### Your objective
Write the records out again, precisely as they stand.

.....

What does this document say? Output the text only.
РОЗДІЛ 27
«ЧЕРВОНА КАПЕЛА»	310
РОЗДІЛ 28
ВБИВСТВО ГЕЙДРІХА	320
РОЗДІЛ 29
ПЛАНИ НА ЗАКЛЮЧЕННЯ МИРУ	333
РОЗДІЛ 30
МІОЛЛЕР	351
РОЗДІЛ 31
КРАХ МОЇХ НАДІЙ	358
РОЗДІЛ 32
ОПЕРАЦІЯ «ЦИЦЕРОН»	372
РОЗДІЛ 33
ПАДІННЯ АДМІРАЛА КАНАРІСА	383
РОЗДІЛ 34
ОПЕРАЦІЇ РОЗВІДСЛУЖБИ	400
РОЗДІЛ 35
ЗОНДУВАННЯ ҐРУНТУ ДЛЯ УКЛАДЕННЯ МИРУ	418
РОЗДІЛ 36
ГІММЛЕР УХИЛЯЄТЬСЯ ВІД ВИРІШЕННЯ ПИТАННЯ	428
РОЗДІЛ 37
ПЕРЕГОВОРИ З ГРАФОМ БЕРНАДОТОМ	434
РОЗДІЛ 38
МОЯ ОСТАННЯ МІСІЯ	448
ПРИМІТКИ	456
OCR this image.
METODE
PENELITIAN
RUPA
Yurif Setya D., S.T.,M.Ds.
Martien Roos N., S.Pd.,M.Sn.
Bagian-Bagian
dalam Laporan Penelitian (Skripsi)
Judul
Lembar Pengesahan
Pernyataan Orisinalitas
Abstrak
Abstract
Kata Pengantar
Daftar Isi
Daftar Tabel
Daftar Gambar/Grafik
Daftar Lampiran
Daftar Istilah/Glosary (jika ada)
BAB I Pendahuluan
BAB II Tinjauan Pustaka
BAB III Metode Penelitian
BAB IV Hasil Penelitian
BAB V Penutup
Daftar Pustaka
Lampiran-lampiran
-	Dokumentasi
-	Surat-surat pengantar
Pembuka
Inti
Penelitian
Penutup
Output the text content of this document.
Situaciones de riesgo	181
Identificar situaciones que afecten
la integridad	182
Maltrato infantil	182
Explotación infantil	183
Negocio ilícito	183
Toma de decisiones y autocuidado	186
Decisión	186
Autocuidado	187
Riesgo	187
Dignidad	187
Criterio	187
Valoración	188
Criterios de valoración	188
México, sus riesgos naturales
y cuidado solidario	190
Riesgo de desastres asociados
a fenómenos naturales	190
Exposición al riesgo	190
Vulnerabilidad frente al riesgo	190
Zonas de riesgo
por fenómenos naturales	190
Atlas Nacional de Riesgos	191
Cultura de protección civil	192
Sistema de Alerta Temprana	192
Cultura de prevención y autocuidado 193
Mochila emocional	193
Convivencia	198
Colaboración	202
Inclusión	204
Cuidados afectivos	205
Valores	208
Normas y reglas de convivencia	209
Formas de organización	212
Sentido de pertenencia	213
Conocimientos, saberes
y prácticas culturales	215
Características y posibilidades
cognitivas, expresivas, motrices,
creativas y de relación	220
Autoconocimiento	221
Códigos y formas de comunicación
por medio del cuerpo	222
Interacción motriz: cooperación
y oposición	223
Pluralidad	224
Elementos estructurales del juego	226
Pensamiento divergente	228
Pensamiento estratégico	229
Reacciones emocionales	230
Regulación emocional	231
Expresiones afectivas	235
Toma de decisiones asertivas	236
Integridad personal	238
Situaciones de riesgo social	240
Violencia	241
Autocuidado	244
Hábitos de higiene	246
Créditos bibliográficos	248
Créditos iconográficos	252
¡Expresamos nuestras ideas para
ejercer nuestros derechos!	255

.....

### Response
What does this document say? Output the text only.
РОЗДІЛ 27
«ЧЕРВОНА КАПЕЛА»	310
РОЗДІЛ 28
ВБИВСТВО ГЕЙДРІХА	320
РОЗДІЛ 29
ПЛАНИ НА ЗАКЛЮЧЕННЯ МИРУ	333
РОЗДІЛ 30
МІОЛЛЕР	351
РОЗДІЛ 31
КРАХ МОЇХ НАДІЙ	358
РОЗДІЛ 32
ОПЕРАЦІЯ «ЦИЦЕРОН»	372
РОЗДІЛ 33
ПАДІННЯ АДМІРАЛА КАНАРІСА	383
РОЗДІЛ 34
ОПЕРАЦІЇ РОЗВІДСЛУЖБИ	400
РОЗДІЛ 35
ЗОНДУВАННЯ ҐРУНТУ ДЛЯ УКЛАДЕННЯ МИРУ	418
РОЗДІЛ 36
ГІММЛЕР УХИЛЯЄТЬСЯ ВІД ВИРІШЕННЯ ПИТАННЯ	428
РОЗДІЛ 37
ПЕРЕГОВОРИ З ГРАФОМ БЕРНАДОТОМ	434
РОЗДІЛ 38
МОЯ ОСТАННЯ МІСІЯ	448
ПРИМІТКИ	456
OCR this image.
METODE
PENELITIAN
RUPA
Yurif Setya D., S.T.,M.Ds.
Martien Roos N., S.Pd.,M.Sn.
Bagian-Bagian
dalam Laporan Penelitian (Skripsi)
Judul
Lembar Pengesahan
Pernyataan Orisinalitas
Abstrak
Abstract
Kata Pengantar
Daftar Isi
Daftar Tabel
Daftar Gambar/Grafik
Daftar Lampiran
Daftar Istilah/Glosary (jika ada)
BAB I Pendahuluan
BAB II Tinjauan Pustaka
BAB III Metode Penelitian
BAB IV Hasil Penelitian
BAB V Penutup
Daftar Pustaka
Lampiran-lampiran
-	Dokumentasi
-	Surat-surat pengantar
Pembuka
Inti
Penelitian
Penutup
Output the text content of this document.
Situaciones de riesgo	181
Identificar situaciones que afecten
la integridad	182
Maltrato infantil	182
Explotación infantil	183
Negocio ilícito	183
Toma de decisiones y autocuidado	186
Decisión	186
Autocuidado	187
Riesgo	187
Dignidad	187
Criterio	187
Valoración	188
Criterios de valoración	188
México, sus riesgos naturales
y cuidado solidario	190
Riesgo de desastres asociados
a fenómenos naturales	190
Exposición al riesgo	190
Vulnerabilidad frente al riesgo	190
Zonas de riesgo
por fenómenos naturales	190
Atlas Nacional de Riesgos	191
Cultura de protección civil	192
Sistema de Alerta Temprana	192
Cultura de prevención y autocuidado 193
Mochila emocional	193
Convivencia	198
Colaboración	202
Inclusión	204
Cuidados afectivos	205
Valores	208
Normas y reglas de convivencia	209
Formas de organización	212
Sentido de pertenencia	213
Conocimientos, saberes
y prácticas culturales	215
Características y posibilidades
cognitivas, expresivas, motrices,
creativas y de relación	220
Autoconocimiento	221
Códigos y formas de comunicación
por medio del cuerpo	222
Interacción motriz: cooperación
y oposición	223
Pluralidad	224
Elementos estructurales del juego	226
Pensamiento divergente	228
Pensamiento estratégico	229
Reacciones emocionales	230
Regulación emocional	231
Expresiones afectivas	235
Toma de decisiones asertivas	236
Integridad personal	238
Situaciones de riesgo social	240
Violencia	241
Autocuidado	244
Hábitos de higiene	246
Créditos bibliográficos	248
Créditos iconográficos	252
¡Expresamos nuestras ideas para
ejercer nuestros derechos!	255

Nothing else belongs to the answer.